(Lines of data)
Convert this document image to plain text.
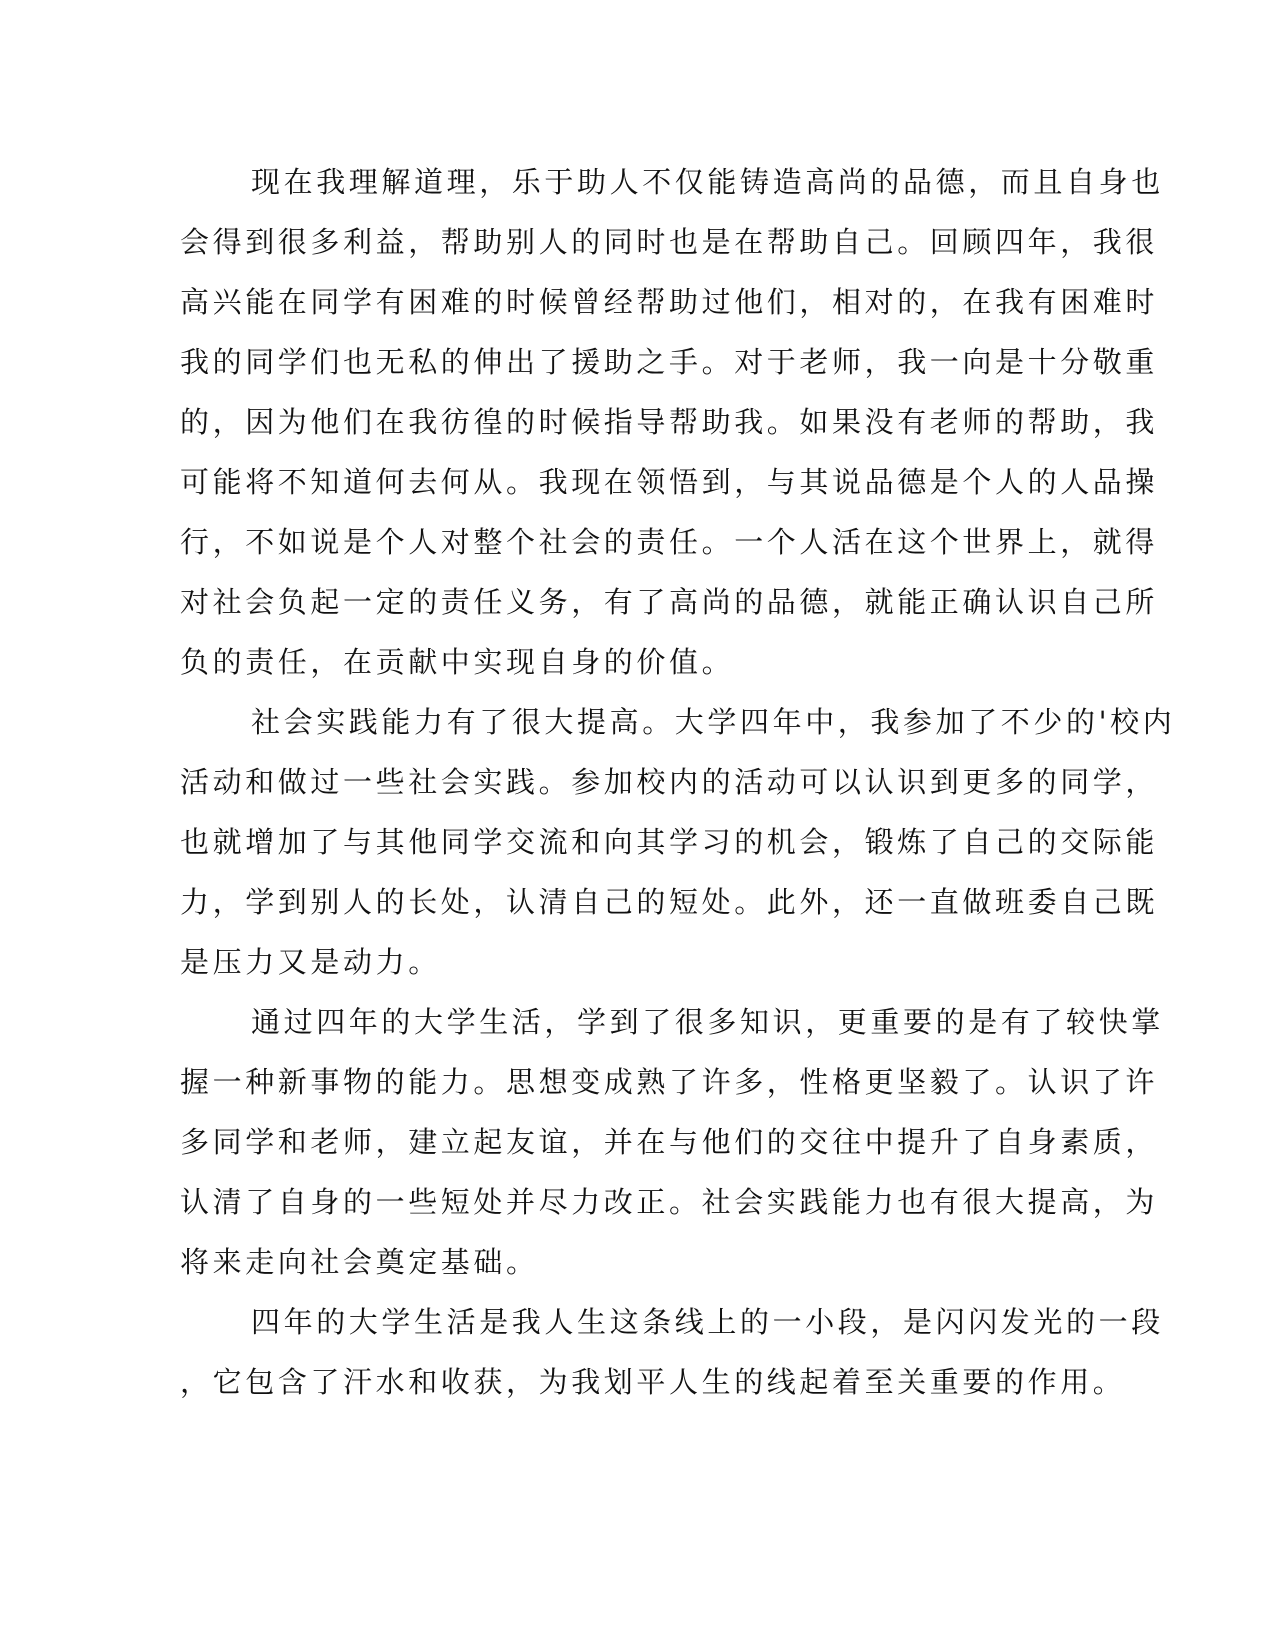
现在我理解道理，乐于助人不仅能铸造高尚的品德，而且自身也
会得到很多利益，帮助别人的同时也是在帮助自己。回顾四年，我很
高兴能在同学有困难的时候曾经帮助过他们，相对的，在我有困难时
我的同学们也无私的伸出了援助之手。对于老师，我一向是十分敬重
的，因为他们在我彷徨的时候指导帮助我。如果没有老师的帮助，我
可能将不知道何去何从。我现在领悟到，与其说品德是个人的人品操
行，不如说是个人对整个社会的责任。一个人活在这个世界上，就得
对社会负起一定的责任义务，有了高尚的品德，就能正确认识自己所
负的责任，在贡献中实现自身的价值。
社会实践能力有了很大提高。大学四年中，我参加了不少的'校内
活动和做过一些社会实践。参加校内的活动可以认识到更多的同学，
也就增加了与其他同学交流和向其学习的机会，锻炼了自己的交际能
力，学到别人的长处，认清自己的短处。此外，还一直做班委自己既
是压力又是动力。
通过四年的大学生活，学到了很多知识，更重要的是有了较快掌
握一种新事物的能力。思想变成熟了许多，性格更坚毅了。认识了许
多同学和老师，建立起友谊，并在与他们的交往中提升了自身素质，
认清了自身的一些短处并尽力改正。社会实践能力也有很大提高，为
将来走向社会奠定基础。
四年的大学生活是我人生这条线上的一小段，是闪闪发光的一段
，它包含了汗水和收获，为我划平人生的线起着至关重要的作用。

> [Stated goal]:
Exclude the pictures, and transcribe all of the material exactly.

> [Solved exercise]:
Convert this document image to plain text.
现在我理解道理，乐于助人不仅能铸造高尚的品德，而且自身也
会得到很多利益，帮助别人的同时也是在帮助自己。回顾四年，我很
高兴能在同学有困难的时候曾经帮助过他们，相对的，在我有困难时
我的同学们也无私的伸出了援助之手。对于老师，我一向是十分敬重
的，因为他们在我彷徨的时候指导帮助我。如果没有老师的帮助，我
可能将不知道何去何从。我现在领悟到，与其说品德是个人的人品操
行，不如说是个人对整个社会的责任。一个人活在这个世界上，就得
对社会负起一定的责任义务，有了高尚的品德，就能正确认识自己所
负的责任，在贡献中实现自身的价值。
社会实践能力有了很大提高。大学四年中，我参加了不少的'校内
活动和做过一些社会实践。参加校内的活动可以认识到更多的同学，
也就增加了与其他同学交流和向其学习的机会，锻炼了自己的交际能
力，学到别人的长处，认清自己的短处。此外，还一直做班委自己既
是压力又是动力。
通过四年的大学生活，学到了很多知识，更重要的是有了较快掌
握一种新事物的能力。思想变成熟了许多，性格更坚毅了。认识了许
多同学和老师，建立起友谊，并在与他们的交往中提升了自身素质，
认清了自身的一些短处并尽力改正。社会实践能力也有很大提高，为
将来走向社会奠定基础。
四年的大学生活是我人生这条线上的一小段，是闪闪发光的一段
，它包含了汗水和收获，为我划平人生的线起着至关重要的作用。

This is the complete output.